• _Goal_: Return the lines from the start of the records through the line that contains "board-point[interactable] [232,100,253,121]", copying each one unchanged.

• _The records_:
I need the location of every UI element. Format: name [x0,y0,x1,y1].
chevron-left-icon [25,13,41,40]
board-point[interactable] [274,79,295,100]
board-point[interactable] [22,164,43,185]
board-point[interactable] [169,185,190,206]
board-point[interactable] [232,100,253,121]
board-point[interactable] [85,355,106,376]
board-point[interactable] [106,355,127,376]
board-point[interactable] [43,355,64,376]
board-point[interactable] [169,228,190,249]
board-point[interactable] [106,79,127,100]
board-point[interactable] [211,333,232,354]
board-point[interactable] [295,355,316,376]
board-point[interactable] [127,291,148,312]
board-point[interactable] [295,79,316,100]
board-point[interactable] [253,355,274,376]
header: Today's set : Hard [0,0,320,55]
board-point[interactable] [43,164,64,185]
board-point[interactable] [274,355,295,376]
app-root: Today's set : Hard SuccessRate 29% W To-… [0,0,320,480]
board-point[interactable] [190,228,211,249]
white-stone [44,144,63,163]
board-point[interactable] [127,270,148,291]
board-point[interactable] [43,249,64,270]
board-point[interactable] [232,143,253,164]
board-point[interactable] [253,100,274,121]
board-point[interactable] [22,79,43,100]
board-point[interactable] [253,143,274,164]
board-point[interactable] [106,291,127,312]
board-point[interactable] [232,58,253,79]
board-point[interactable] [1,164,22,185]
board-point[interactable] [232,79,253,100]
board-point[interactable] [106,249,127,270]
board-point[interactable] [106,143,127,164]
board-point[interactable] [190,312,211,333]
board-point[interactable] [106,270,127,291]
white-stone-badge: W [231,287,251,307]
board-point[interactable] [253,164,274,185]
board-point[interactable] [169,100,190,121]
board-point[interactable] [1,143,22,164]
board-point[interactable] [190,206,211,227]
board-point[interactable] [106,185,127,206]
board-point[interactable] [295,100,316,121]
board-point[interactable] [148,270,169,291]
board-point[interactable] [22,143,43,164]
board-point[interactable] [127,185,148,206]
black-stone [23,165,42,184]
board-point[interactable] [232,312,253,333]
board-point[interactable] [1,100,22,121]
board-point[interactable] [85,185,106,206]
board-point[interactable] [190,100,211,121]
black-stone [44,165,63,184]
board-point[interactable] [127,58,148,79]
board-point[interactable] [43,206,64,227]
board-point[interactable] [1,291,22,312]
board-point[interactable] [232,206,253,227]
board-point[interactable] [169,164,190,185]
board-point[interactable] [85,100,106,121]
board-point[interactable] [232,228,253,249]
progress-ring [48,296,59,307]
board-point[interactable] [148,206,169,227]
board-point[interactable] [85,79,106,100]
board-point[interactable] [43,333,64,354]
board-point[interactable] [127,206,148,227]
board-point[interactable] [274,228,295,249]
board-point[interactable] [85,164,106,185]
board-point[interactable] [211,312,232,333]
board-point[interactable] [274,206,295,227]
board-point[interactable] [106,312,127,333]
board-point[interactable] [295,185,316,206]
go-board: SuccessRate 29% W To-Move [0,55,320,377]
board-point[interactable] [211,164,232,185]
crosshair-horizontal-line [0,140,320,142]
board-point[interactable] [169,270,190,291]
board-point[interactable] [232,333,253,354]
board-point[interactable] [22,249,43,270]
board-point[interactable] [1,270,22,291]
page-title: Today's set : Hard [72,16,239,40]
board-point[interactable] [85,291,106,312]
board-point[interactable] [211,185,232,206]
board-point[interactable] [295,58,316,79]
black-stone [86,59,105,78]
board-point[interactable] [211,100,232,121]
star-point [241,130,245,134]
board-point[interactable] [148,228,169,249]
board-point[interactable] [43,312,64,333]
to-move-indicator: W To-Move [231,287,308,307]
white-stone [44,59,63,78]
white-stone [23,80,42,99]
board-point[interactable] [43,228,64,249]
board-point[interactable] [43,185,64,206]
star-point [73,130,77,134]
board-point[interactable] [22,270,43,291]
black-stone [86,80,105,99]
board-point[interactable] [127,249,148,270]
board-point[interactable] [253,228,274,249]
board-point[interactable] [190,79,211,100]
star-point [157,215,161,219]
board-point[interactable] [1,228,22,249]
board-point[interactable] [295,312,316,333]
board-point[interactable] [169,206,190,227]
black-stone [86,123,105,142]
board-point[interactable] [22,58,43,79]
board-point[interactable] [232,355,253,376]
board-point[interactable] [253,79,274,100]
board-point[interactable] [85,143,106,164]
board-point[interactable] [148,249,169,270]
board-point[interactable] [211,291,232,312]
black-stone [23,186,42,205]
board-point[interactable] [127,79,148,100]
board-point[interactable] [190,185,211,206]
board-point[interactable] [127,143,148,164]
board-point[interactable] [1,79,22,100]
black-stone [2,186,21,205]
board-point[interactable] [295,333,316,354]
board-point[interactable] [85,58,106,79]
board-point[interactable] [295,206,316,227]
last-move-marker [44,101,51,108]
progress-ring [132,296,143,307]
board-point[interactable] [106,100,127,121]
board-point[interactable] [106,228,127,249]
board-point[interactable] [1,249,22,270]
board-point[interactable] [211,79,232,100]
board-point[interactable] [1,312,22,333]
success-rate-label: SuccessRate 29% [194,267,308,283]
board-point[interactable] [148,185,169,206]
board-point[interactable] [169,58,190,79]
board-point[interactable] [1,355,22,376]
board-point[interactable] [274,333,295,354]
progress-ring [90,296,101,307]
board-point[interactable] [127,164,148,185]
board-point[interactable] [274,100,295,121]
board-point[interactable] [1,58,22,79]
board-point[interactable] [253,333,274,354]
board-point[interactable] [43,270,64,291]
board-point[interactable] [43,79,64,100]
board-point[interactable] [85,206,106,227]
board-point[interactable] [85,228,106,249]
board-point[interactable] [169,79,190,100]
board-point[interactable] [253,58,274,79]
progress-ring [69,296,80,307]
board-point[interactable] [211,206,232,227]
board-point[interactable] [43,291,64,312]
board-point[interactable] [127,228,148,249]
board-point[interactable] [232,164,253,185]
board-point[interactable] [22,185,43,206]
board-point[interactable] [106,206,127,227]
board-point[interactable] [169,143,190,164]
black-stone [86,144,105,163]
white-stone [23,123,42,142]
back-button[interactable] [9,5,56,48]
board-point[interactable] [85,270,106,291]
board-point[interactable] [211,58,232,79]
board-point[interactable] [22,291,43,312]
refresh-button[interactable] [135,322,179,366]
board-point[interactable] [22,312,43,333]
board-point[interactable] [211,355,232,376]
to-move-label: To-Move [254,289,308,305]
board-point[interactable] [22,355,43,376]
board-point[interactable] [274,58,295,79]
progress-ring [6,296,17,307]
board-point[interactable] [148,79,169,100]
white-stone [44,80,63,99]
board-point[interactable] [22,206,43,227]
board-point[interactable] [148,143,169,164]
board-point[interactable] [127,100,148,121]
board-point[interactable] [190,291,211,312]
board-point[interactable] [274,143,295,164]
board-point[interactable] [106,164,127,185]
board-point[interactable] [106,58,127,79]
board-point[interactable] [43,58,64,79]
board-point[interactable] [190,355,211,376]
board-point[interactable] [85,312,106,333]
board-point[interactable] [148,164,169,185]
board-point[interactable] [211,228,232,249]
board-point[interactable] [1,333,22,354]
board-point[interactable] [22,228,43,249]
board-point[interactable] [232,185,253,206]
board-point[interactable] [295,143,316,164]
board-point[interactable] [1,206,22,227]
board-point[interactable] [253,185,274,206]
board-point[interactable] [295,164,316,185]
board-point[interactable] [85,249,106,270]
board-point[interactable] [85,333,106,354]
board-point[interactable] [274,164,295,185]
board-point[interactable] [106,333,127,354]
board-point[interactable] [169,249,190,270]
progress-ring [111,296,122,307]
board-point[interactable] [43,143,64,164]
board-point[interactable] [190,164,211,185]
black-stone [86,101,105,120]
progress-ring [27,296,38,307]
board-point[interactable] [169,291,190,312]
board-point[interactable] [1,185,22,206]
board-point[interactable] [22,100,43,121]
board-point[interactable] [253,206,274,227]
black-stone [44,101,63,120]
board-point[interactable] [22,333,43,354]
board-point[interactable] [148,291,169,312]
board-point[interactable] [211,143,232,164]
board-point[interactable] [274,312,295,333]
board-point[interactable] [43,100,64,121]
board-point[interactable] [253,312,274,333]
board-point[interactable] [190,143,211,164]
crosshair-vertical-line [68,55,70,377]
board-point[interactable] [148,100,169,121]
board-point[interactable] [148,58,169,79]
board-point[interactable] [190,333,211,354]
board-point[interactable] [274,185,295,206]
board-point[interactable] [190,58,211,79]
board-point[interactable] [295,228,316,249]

• _The reply_:
I need the location of every UI element. Format: name [x0,y0,x1,y1].
chevron-left-icon [25,13,41,40]
board-point[interactable] [274,79,295,100]
board-point[interactable] [22,164,43,185]
board-point[interactable] [169,185,190,206]
board-point[interactable] [232,100,253,121]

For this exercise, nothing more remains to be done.